Open Letter from the ACP to the ECU board

Paris, 11th of February 2004

Dear Mr Boris Kutin, President of the ECU,
Dear members of the ECU Board,

To start with, the ACP would like to thank the ECU for the invitation to take part in your Board Meeting that will be held in St Vincent (Italy) on 14-15 February 2004. Unfortunately, none of the ACP Board members is available on those dates, as all are active players and thus already committed to various tournaments. Nevertheless, the issues we wish to discuss with you are pressing and we should not postpone them until your next Board meeting. Since all chess professionals are concerned by these issues, we have decided to present them to you in an open letter. For the sake of transparency in our dialogue, we would kindly ask you to reply to us in the same way.

Without further ado, we will now proceed with the five main topics that are foremost on our agenda in respect to the ECU.

**Supplied information**
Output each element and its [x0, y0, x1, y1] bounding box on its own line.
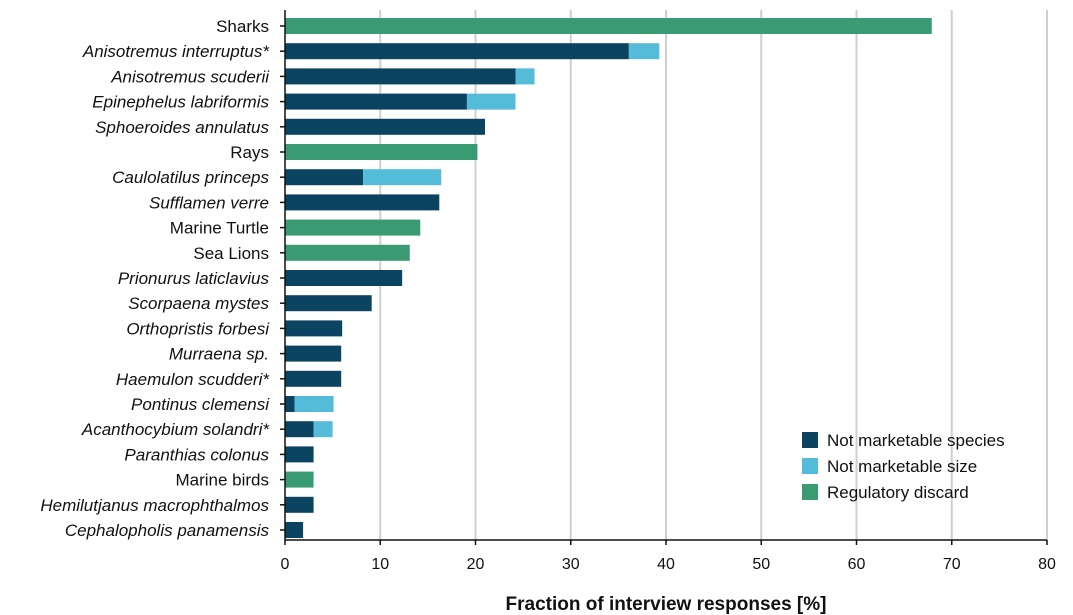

**Requests**
A – According to the open letter, where and when will the ECU Board Meeting take place?
B – Reproduce the open letter word for word from "Open Letter from" to "the same way.".
Answer from the open letter only, not from the listing.

**Answers to the exercise**
A – In St Vincent (Italy) on 14-15 February 2004.

B –
Open Letter from the ACP to the ECU board

Paris, 11th of February 2004

Dear Mr Boris Kutin, President of the ECU,
Dear members of the ECU Board,

To start with, the ACP would like to thank the ECU for the invitation to take part in your Board Meeting that will be held in St Vincent (Italy) on 14-15 February 2004. Unfortunately, none of the ACP Board members is available on those dates, as all are active players and thus already committed to various tournaments. Nevertheless, the issues we wish to discuss with you are pressing and we should not postpone them until your next Board meeting. Since all chess professionals are concerned by these issues, we have decided to present them to you in an open letter. For the sake of transparency in our dialogue, we would kindly ask you to reply to us in the same way.